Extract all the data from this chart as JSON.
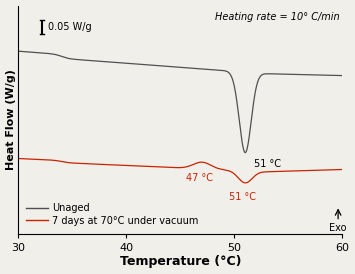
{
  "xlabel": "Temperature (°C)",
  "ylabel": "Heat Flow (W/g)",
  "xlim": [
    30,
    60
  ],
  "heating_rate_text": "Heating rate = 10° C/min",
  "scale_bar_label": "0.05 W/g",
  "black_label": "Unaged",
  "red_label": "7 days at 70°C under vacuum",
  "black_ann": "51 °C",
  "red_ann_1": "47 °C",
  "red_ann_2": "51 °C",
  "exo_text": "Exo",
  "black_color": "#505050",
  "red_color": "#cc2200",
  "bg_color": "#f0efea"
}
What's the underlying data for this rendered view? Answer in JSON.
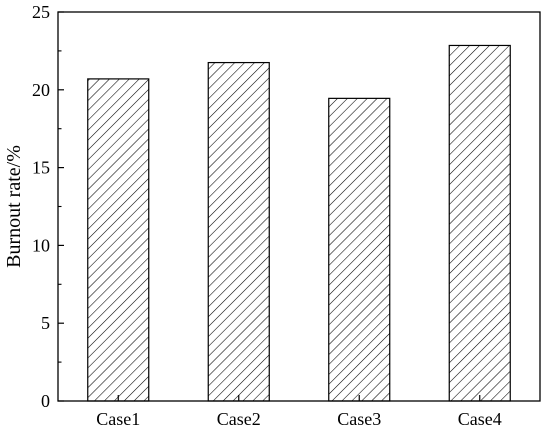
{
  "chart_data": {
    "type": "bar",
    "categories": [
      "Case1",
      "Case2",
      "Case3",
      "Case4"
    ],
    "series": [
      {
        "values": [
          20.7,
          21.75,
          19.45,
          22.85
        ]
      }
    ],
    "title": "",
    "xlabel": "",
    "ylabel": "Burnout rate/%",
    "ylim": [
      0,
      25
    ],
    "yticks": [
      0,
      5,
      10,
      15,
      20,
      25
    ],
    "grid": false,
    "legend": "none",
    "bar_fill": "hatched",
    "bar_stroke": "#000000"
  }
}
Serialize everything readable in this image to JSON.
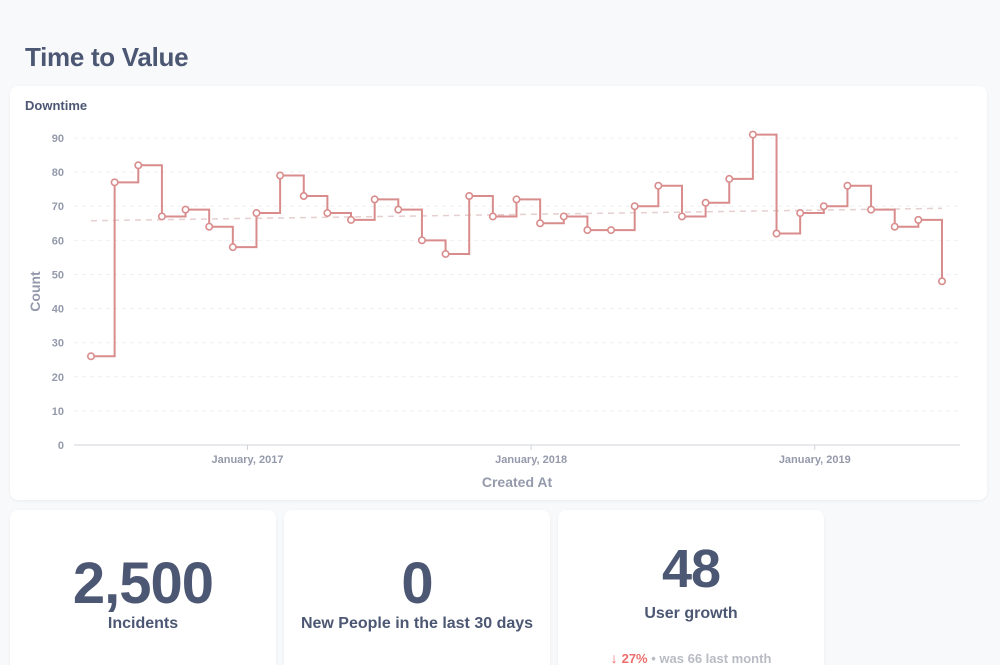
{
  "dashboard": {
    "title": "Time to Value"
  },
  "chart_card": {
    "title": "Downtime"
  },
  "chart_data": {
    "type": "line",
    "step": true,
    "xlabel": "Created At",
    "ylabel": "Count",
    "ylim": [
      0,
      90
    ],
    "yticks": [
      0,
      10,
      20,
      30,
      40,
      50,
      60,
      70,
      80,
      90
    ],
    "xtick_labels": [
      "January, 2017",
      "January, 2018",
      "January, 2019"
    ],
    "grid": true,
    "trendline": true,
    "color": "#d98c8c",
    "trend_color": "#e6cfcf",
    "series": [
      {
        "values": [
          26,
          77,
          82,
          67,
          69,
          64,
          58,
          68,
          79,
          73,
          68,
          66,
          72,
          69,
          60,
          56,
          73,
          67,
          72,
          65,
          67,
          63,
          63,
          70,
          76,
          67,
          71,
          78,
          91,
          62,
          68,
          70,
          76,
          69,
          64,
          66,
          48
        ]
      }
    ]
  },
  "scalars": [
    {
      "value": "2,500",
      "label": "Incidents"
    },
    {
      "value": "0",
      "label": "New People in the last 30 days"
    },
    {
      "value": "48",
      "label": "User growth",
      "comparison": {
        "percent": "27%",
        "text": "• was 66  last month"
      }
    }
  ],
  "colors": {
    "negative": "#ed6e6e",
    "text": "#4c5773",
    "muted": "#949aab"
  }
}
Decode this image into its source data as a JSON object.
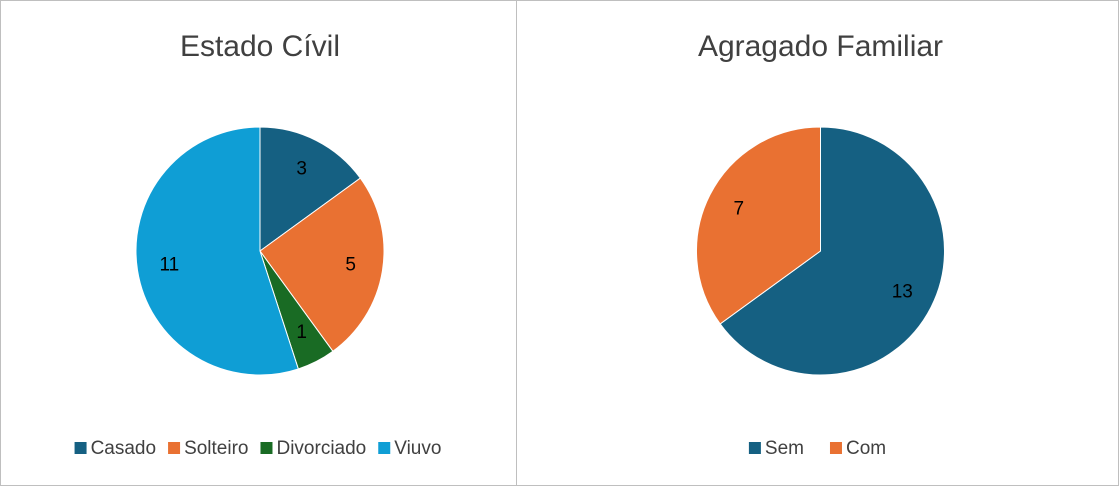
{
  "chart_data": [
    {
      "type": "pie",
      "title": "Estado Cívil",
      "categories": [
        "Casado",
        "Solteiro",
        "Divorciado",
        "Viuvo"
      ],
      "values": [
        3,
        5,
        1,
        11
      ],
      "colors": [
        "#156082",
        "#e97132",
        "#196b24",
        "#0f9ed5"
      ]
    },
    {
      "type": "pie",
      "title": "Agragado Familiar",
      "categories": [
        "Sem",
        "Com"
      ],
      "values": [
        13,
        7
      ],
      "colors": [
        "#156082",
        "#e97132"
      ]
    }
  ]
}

* * * *

→ What is being asked
Retype verbatim only the lines beginning with the line that contains "Decode this image" and ending with the last line of the listing above; pictures are to be excluded.

→ Full output
Decode this image into its source data as a JSON object.
{
  "chart_data": [
    {
      "type": "pie",
      "title": "Estado Cívil",
      "categories": [
        "Casado",
        "Solteiro",
        "Divorciado",
        "Viuvo"
      ],
      "values": [
        3,
        5,
        1,
        11
      ],
      "colors": [
        "#156082",
        "#e97132",
        "#196b24",
        "#0f9ed5"
      ]
    },
    {
      "type": "pie",
      "title": "Agragado Familiar",
      "categories": [
        "Sem",
        "Com"
      ],
      "values": [
        13,
        7
      ],
      "colors": [
        "#156082",
        "#e97132"
      ]
    }
  ]
}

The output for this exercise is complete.